• Recorded data:
######
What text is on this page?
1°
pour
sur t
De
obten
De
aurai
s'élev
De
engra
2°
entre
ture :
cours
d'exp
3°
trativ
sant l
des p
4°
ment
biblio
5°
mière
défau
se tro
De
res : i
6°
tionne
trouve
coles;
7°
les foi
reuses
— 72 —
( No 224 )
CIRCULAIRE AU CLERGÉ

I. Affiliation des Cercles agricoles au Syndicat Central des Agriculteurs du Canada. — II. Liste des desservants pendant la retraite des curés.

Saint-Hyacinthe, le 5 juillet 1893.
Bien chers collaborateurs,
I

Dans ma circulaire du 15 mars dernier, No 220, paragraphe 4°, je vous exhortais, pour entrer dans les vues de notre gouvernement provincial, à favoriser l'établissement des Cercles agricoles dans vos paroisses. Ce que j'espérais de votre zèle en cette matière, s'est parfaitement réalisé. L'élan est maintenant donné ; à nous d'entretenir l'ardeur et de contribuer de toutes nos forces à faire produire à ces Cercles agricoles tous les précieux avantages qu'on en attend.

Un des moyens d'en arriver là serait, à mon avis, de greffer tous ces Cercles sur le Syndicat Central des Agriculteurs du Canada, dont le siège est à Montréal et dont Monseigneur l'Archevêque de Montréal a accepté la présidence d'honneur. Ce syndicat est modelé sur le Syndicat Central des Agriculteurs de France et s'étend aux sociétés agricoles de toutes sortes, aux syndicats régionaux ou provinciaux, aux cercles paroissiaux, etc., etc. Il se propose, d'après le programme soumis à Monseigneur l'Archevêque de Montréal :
######
• Exercise: Return each line of the data that contains the string "tous".

• Response to this exercise:
Dans ma circulaire du 15 mars dernier, No 220, paragraphe 4°, je vous exhortais, pour entrer dans les vues de notre gouvernement provincial, à favoriser l'établissement des Cercles agricoles dans vos paroisses. Ce que j'espérais de votre zèle en cette matière, s'est parfaitement réalisé. L'élan est maintenant donné ; à nous d'entretenir l'ardeur et de contribuer de toutes nos forces à faire produire à ces Cercles agricoles tous les précieux avantages qu'on en attend.
Un des moyens d'en arriver là serait, à mon avis, de greffer tous ces Cercles sur le Syndicat Central des Agriculteurs du Canada, dont le siège est à Montréal et dont Monseigneur l'Archevêque de Montréal a accepté la présidence d'honneur. Ce syndicat est modelé sur le Syndicat Central des Agriculteurs de France et s'étend aux sociétés agricoles de toutes sortes, aux syndicats régionaux ou provinciaux, aux cercles paroissiaux, etc., etc. Il se propose, d'après le programme soumis à Monseigneur l'Archevêque de Montréal :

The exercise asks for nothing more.